## Request A
Print the section of the passage about the email to Selma between "It’s July 2017, Finland" and "With love, Selma.", inclusive.

## Passage shown
====

It’s July 2017, Finland is pleasant, green and warm, and I am writing an email to Selma. Still full of excitement about all the new around me, I am explaining her about my move to far North, away from never-ending conflict to almost-absolute peace. I am writing her how I finally found a word – experientiality! – that describes how to make sense of all those stories and memories I collect every time when I meet with her and the group. She comes back to me in her typical, sweet-bitter and cynical but motherish voice:

You see, you ran away from us, but Selma is after you! I told you, once you are dragged in, you can never escape from this. We are poisonous! Take care my dear, and come visit us soon again,

With love, Selma.

I will, dear Selma, because next year will just be full of stories to make new memories! And experientiality? This I need to learn.

====

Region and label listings

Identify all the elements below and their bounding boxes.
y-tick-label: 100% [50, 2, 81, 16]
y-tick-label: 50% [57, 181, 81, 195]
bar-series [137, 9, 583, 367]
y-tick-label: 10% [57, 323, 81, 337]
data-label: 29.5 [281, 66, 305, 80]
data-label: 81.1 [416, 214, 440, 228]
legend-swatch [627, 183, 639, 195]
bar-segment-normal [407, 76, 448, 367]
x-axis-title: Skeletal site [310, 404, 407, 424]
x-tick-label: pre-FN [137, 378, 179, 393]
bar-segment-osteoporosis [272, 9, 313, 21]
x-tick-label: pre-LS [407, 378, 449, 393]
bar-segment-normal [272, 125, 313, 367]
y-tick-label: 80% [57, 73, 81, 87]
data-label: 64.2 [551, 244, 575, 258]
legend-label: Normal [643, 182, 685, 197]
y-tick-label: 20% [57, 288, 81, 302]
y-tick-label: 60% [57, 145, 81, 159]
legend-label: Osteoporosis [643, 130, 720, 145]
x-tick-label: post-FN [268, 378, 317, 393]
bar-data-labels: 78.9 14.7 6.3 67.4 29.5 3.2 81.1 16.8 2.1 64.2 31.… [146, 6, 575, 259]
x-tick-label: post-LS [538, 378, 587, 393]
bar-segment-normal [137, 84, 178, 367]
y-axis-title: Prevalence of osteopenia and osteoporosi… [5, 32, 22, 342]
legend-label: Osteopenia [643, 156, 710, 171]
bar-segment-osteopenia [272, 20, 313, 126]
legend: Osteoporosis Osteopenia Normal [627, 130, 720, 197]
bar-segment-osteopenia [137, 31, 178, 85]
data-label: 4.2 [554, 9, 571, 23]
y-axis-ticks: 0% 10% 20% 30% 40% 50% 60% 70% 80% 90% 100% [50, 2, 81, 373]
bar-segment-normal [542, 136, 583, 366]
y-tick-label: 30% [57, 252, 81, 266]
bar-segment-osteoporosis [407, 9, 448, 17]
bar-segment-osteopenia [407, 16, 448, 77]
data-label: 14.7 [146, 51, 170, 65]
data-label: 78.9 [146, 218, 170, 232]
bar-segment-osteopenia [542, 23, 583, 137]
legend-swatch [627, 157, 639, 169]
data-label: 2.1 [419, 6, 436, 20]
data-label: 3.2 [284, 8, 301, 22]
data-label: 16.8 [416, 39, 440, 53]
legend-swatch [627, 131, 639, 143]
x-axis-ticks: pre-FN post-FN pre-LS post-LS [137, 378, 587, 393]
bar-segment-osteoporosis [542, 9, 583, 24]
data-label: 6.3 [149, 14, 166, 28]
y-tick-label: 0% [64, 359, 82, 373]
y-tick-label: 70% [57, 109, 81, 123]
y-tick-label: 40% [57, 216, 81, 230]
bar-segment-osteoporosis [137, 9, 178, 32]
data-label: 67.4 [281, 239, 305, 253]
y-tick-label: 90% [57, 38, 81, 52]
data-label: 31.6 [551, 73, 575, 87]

====

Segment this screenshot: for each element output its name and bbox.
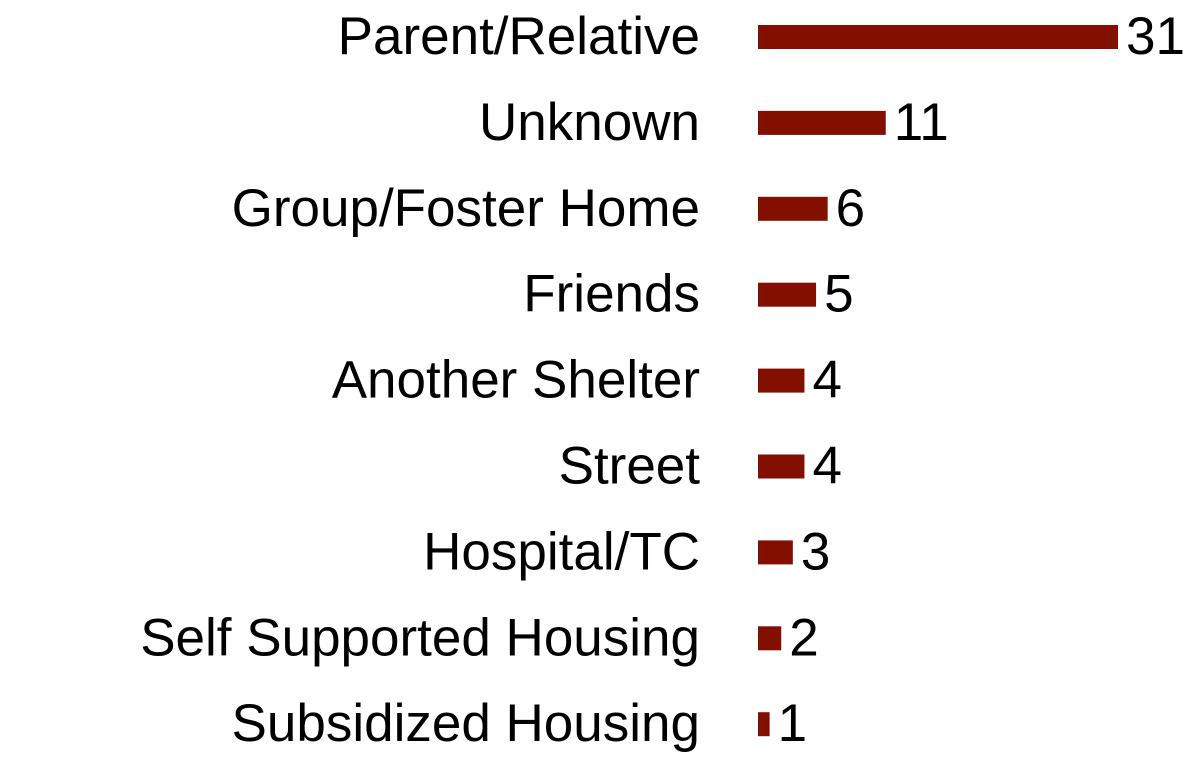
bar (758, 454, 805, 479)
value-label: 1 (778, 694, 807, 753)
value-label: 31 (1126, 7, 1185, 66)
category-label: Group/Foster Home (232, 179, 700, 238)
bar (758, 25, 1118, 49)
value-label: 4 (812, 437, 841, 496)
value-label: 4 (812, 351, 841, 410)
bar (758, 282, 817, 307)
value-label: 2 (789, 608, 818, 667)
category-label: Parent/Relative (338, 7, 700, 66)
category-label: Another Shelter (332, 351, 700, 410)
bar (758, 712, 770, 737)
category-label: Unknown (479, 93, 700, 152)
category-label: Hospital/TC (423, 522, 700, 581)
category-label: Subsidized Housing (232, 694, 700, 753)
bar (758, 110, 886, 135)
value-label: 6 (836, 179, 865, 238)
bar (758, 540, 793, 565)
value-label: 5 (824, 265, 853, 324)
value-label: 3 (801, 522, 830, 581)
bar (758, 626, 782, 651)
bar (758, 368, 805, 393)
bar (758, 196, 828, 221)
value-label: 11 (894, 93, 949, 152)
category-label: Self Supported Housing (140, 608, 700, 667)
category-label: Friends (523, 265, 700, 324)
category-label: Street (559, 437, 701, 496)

====

## Request B
Arrange the record lines between the lines holding "bar (758, 454, 805, 479)" and "category-label: Unknown (479, 93, 700, 152)", inclusive, as a Markdown table with the columns Row and Line, leaving out blank lines.

## Full solution A
It’s July 2017, Finland is pleasant, green and warm, and I am writing an email to Selma. Still full of excitement about all the new around me, I am explaining her about my move to far North, away from never-ending conflict to almost-absolute peace. I am writing her how I finally found a word – experientiality! – that describes how to make sense of all those stories and memories I collect every time when I meet with her and the group. She comes back to me in her typical, sweet-bitter and cynical but motherish voice:

You see, you ran away from us, but Selma is after you! I told you, once you are dragged in, you can never escape from this. We are poisonous! Take care my dear, and come visit us soon again,

With love, Selma.

## Full solution B
| Row | Line |
|---|---|
| 1 | bar (758, 454, 805, 479) |
| 2 | value-label: 1 (778, 694, 807, 753) |
| 3 | value-label: 31 (1126, 7, 1185, 66) |
| 4 | category-label: Group/Foster Home (232, 179, 700, 238) |
| 5 | bar (758, 25, 1118, 49) |
| 6 | value-label: 4 (812, 437, 841, 496) |
| 7 | value-label: 4 (812, 351, 841, 410) |
| 8 | bar (758, 282, 817, 307) |
| 9 | value-label: 2 (789, 608, 818, 667) |
| 10 | category-label: Parent/Relative (338, 7, 700, 66) |
| 11 | category-label: Another Shelter (332, 351, 700, 410) |
| 12 | bar (758, 712, 770, 737) |
| 13 | category-label: Unknown (479, 93, 700, 152) |